* Stated exercise *
Look below and pull out each line with the word "Rate".

::::

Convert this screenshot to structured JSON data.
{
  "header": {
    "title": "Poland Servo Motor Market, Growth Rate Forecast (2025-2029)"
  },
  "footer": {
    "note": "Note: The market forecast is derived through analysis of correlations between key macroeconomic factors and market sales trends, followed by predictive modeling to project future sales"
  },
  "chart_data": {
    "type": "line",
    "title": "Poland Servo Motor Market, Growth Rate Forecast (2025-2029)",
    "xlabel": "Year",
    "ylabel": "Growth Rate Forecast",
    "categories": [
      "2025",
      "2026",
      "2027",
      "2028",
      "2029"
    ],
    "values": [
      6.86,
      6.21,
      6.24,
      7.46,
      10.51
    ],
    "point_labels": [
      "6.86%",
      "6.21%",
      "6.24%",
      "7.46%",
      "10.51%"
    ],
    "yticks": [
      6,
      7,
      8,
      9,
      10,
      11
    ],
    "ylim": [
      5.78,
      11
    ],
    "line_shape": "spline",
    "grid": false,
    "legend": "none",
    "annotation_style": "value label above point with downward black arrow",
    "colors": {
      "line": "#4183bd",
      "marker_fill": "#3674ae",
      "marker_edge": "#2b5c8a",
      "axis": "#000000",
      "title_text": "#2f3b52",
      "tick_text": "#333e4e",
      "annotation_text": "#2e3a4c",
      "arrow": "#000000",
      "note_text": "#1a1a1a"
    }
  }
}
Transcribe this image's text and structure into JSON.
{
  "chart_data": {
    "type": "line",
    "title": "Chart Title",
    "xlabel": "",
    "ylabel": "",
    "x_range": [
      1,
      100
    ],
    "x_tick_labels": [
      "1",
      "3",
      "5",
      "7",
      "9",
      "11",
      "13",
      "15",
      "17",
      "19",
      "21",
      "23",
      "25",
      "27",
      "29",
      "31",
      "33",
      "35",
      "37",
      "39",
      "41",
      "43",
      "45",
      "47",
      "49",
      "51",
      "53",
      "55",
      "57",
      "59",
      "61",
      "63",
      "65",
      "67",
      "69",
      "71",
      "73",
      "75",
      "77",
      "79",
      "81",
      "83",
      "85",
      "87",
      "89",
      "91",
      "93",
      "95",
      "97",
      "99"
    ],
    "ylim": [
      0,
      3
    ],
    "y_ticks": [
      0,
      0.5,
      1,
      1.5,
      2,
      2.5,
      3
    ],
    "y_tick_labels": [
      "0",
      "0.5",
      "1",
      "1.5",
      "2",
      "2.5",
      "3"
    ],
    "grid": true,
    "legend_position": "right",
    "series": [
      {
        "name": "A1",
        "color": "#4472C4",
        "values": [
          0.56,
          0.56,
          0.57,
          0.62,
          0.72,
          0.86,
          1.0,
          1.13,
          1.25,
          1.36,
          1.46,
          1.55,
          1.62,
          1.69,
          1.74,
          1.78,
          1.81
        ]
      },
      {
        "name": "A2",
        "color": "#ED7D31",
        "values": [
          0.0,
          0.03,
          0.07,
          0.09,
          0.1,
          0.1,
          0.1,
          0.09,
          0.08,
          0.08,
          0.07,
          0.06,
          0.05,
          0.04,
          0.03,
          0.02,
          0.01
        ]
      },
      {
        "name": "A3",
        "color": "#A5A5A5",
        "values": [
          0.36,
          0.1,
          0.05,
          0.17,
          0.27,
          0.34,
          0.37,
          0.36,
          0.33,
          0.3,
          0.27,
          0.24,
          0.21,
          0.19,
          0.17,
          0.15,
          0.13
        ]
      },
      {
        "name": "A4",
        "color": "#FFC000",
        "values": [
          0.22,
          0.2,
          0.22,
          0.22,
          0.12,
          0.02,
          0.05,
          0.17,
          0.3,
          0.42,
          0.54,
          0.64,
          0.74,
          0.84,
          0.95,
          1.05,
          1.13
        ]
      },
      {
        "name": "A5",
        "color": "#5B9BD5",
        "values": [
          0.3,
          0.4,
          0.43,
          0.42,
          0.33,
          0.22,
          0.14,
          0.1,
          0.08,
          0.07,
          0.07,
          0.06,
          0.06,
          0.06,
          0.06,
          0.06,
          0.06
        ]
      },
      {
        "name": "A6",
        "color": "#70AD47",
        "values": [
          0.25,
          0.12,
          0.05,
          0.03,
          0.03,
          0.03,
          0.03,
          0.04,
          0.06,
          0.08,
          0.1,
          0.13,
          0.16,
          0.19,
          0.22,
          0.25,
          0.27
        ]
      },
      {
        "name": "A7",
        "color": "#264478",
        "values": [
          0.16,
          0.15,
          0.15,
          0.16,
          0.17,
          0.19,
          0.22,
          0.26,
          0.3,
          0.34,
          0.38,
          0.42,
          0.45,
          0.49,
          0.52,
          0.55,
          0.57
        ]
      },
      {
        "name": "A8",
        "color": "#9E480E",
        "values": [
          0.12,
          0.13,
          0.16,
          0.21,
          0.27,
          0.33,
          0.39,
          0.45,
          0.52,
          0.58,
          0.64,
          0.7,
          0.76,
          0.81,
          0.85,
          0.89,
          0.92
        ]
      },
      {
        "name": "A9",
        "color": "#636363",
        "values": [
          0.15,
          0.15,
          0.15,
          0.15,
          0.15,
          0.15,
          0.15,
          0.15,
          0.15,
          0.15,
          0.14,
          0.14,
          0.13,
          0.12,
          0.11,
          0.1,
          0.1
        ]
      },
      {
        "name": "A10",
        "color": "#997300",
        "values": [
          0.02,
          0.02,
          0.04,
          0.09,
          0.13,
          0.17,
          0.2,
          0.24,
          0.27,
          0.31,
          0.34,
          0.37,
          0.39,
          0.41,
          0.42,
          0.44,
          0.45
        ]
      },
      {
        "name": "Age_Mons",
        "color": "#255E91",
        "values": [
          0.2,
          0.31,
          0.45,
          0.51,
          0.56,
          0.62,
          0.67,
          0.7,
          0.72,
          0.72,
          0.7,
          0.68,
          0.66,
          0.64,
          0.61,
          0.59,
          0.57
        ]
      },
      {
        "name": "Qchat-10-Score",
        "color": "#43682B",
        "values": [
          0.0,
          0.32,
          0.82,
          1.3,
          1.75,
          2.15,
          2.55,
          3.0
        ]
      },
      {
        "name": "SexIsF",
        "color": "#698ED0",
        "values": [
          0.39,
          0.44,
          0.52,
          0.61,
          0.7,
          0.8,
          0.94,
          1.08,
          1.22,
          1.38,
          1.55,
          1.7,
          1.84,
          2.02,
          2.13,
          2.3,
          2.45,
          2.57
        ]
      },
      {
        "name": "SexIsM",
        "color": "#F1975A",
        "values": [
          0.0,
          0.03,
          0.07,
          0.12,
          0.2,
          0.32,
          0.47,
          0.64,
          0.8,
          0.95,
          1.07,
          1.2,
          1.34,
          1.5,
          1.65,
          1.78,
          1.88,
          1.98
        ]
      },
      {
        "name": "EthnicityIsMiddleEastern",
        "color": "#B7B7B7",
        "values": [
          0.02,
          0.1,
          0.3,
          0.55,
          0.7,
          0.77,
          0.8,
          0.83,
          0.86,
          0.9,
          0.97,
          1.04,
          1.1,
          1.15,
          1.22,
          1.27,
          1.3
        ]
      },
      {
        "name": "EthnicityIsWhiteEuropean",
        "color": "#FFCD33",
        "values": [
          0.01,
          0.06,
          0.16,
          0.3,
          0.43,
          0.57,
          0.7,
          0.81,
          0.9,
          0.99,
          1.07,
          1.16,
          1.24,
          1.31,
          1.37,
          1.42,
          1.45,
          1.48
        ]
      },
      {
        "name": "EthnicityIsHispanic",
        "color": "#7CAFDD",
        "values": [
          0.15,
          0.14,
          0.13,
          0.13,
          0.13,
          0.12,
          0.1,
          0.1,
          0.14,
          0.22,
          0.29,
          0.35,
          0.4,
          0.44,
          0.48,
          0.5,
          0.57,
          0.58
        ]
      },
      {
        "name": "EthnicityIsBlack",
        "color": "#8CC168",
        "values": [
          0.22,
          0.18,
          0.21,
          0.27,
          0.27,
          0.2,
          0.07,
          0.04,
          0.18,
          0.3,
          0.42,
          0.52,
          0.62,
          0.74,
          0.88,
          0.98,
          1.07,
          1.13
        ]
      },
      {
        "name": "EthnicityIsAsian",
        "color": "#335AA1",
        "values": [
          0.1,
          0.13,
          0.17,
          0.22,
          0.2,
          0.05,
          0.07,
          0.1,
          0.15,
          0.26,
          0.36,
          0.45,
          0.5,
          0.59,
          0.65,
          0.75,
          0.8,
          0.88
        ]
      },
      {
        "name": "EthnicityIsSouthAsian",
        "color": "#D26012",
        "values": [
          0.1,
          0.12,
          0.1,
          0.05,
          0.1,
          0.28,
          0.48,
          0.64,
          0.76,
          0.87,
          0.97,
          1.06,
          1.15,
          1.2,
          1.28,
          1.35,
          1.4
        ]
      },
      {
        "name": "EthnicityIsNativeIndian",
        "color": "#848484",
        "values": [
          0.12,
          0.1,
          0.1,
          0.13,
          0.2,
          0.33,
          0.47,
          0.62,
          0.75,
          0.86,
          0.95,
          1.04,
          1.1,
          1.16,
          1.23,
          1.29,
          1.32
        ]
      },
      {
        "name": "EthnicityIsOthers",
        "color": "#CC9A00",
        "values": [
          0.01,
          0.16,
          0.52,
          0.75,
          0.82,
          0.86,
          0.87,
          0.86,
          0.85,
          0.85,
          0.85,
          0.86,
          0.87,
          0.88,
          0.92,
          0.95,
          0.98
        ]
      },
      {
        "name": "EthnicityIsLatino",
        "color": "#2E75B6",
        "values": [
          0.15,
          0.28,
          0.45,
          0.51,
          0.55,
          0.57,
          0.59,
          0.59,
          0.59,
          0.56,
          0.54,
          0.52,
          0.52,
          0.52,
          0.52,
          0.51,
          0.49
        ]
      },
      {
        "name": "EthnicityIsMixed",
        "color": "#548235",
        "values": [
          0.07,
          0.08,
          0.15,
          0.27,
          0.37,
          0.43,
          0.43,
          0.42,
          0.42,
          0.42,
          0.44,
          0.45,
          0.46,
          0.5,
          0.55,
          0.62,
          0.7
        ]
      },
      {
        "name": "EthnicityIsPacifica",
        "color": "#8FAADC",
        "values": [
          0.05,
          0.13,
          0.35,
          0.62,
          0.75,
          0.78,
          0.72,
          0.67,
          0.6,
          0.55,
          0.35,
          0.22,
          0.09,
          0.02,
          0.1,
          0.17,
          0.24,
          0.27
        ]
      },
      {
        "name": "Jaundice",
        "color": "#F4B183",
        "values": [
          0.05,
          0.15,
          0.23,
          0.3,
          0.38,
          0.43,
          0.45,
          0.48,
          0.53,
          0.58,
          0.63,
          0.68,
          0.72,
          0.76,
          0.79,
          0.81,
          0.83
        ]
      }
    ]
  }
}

::::

* Correct response *
    "title": "Poland Servo Motor Market, Growth Rate Forecast (2025-2029)"
    "title": "Poland Servo Motor Market, Growth Rate Forecast (2025-2029)",
    "ylabel": "Growth Rate Forecast",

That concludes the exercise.